Your task = Retype all the entries word for word, but omit the pictures.

(Recorded data)

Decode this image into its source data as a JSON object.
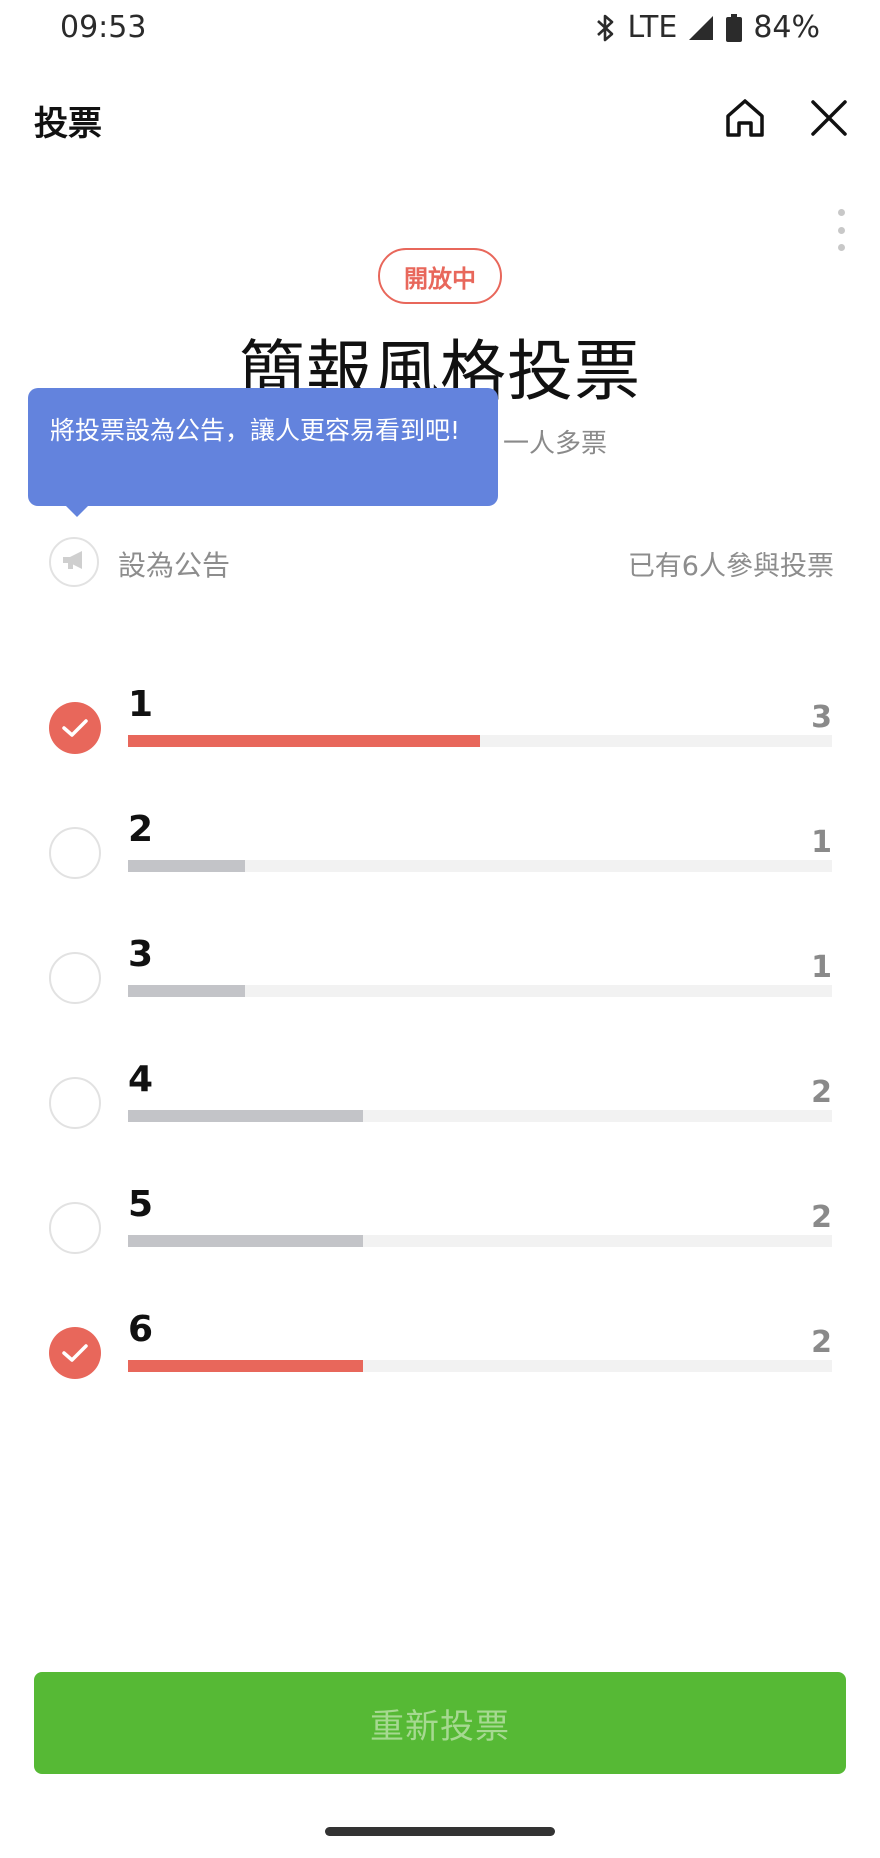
{
  "status_bar": {
    "time": "09:53",
    "network": "LTE",
    "battery": "84%"
  },
  "header": {
    "title": "投票"
  },
  "poll": {
    "status_badge": "開放中",
    "title": "簡報風格投票",
    "meta_text": "一人多票",
    "participants_text": "已有6人參與投票"
  },
  "tooltip": {
    "text": "將投票設為公告，讓人更容易看到吧!"
  },
  "announcement": {
    "label": "設為公告"
  },
  "options": [
    {
      "label": "1",
      "votes": 3,
      "selected": true
    },
    {
      "label": "2",
      "votes": 1,
      "selected": false
    },
    {
      "label": "3",
      "votes": 1,
      "selected": false
    },
    {
      "label": "4",
      "votes": 2,
      "selected": false
    },
    {
      "label": "5",
      "votes": 2,
      "selected": false
    },
    {
      "label": "6",
      "votes": 2,
      "selected": true
    }
  ],
  "actions": {
    "revote_label": "重新投票"
  },
  "colors": {
    "accent_red": "#e8675b",
    "tooltip_blue": "#6383dd",
    "bar_gray": "#c3c4c8",
    "button_green": "#56b935"
  },
  "icons": [
    "bluetooth-icon",
    "signal-icon",
    "battery-icon",
    "home-icon",
    "close-icon",
    "more-vertical-icon",
    "megaphone-icon",
    "check-icon"
  ]
}
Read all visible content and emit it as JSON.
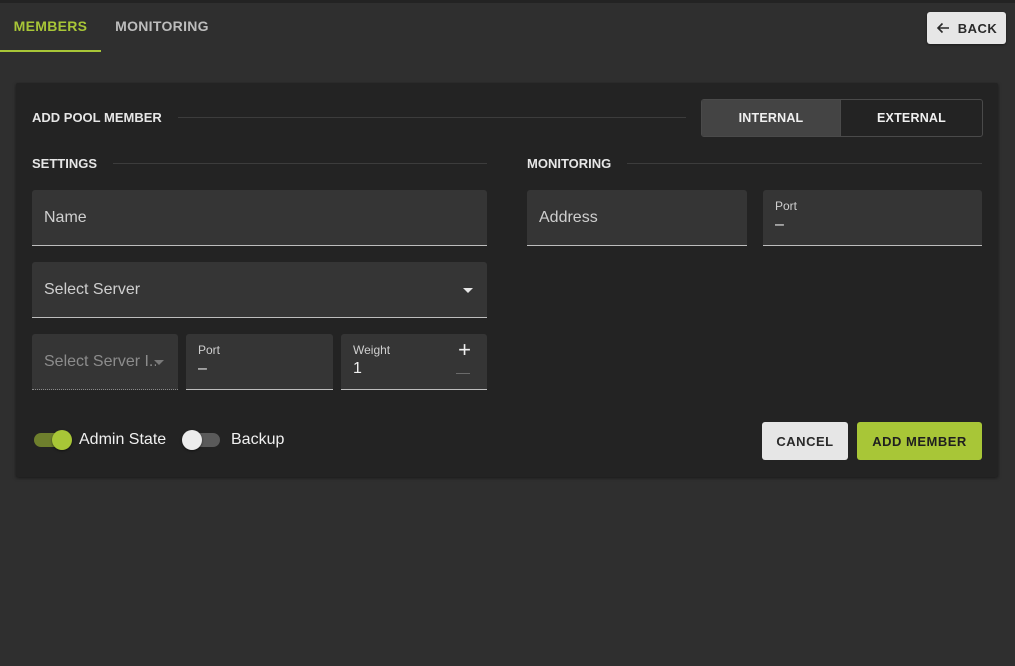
{
  "tabs": [
    {
      "label": "MEMBERS",
      "active": true
    },
    {
      "label": "MONITORING",
      "active": false
    }
  ],
  "back_button": {
    "label": "BACK",
    "icon": "arrow-left-icon"
  },
  "card": {
    "title": "ADD POOL MEMBER",
    "member_type": {
      "options": [
        "INTERNAL MEMBER",
        "EXTERNAL MEMBER"
      ],
      "selected": "INTERNAL MEMBER"
    },
    "settings": {
      "heading": "SETTINGS",
      "name_placeholder": "Name",
      "server_placeholder": "Select Server",
      "server_interface_placeholder": "Select Server I...",
      "port_label": "Port",
      "port_value": "–",
      "weight_label": "Weight",
      "weight_value": "1"
    },
    "monitoring": {
      "heading": "MONITORING",
      "address_placeholder": "Address",
      "port_label": "Port",
      "port_value": "–"
    },
    "switches": {
      "admin_state": {
        "label": "Admin State",
        "on": true
      },
      "backup": {
        "label": "Backup",
        "on": false
      }
    },
    "actions": {
      "cancel": "CANCEL",
      "add": "ADD MEMBER"
    }
  },
  "colors": {
    "accent": "#a8c637",
    "background": "#2f2f2f",
    "card": "#232323"
  }
}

Exercise output =
Decode this image into its source data as a JSON object.
{
  "status_bar": {
    "time": "09:53",
    "network": "LTE",
    "battery": "84%"
  },
  "header": {
    "title": "投票"
  },
  "poll": {
    "status_badge": "開放中",
    "title": "簡報風格投票",
    "meta_text": "一人多票",
    "participants_text": "已有6人參與投票"
  },
  "tooltip": {
    "text": "將投票設為公告，讓人更容易看到吧!"
  },
  "announcement": {
    "label": "設為公告"
  },
  "options": [
    {
      "label": "1",
      "votes": 3,
      "selected": true
    },
    {
      "label": "2",
      "votes": 1,
      "selected": false
    },
    {
      "label": "3",
      "votes": 1,
      "selected": false
    },
    {
      "label": "4",
      "votes": 2,
      "selected": false
    },
    {
      "label": "5",
      "votes": 2,
      "selected": false
    },
    {
      "label": "6",
      "votes": 2,
      "selected": true
    }
  ],
  "actions": {
    "revote_label": "重新投票"
  },
  "colors": {
    "accent_red": "#e8675b",
    "tooltip_blue": "#6383dd",
    "bar_gray": "#c3c4c8",
    "button_green": "#56b935"
  },
  "icons": [
    "bluetooth-icon",
    "signal-icon",
    "battery-icon",
    "home-icon",
    "close-icon",
    "more-vertical-icon",
    "megaphone-icon",
    "check-icon"
  ]
}
Read all visible content and emit it as JSON.
{
  "tabs": [
    {
      "label": "MEMBERS",
      "active": true
    },
    {
      "label": "MONITORING",
      "active": false
    }
  ],
  "back_button": {
    "label": "BACK",
    "icon": "arrow-left-icon"
  },
  "card": {
    "title": "ADD POOL MEMBER",
    "member_type": {
      "options": [
        "INTERNAL MEMBER",
        "EXTERNAL MEMBER"
      ],
      "selected": "INTERNAL MEMBER"
    },
    "settings": {
      "heading": "SETTINGS",
      "name_placeholder": "Name",
      "server_placeholder": "Select Server",
      "server_interface_placeholder": "Select Server I...",
      "port_label": "Port",
      "port_value": "–",
      "weight_label": "Weight",
      "weight_value": "1"
    },
    "monitoring": {
      "heading": "MONITORING",
      "address_placeholder": "Address",
      "port_label": "Port",
      "port_value": "–"
    },
    "switches": {
      "admin_state": {
        "label": "Admin State",
        "on": true
      },
      "backup": {
        "label": "Backup",
        "on": false
      }
    },
    "actions": {
      "cancel": "CANCEL",
      "add": "ADD MEMBER"
    }
  },
  "colors": {
    "accent": "#a8c637",
    "background": "#2f2f2f",
    "card": "#232323"
  }
}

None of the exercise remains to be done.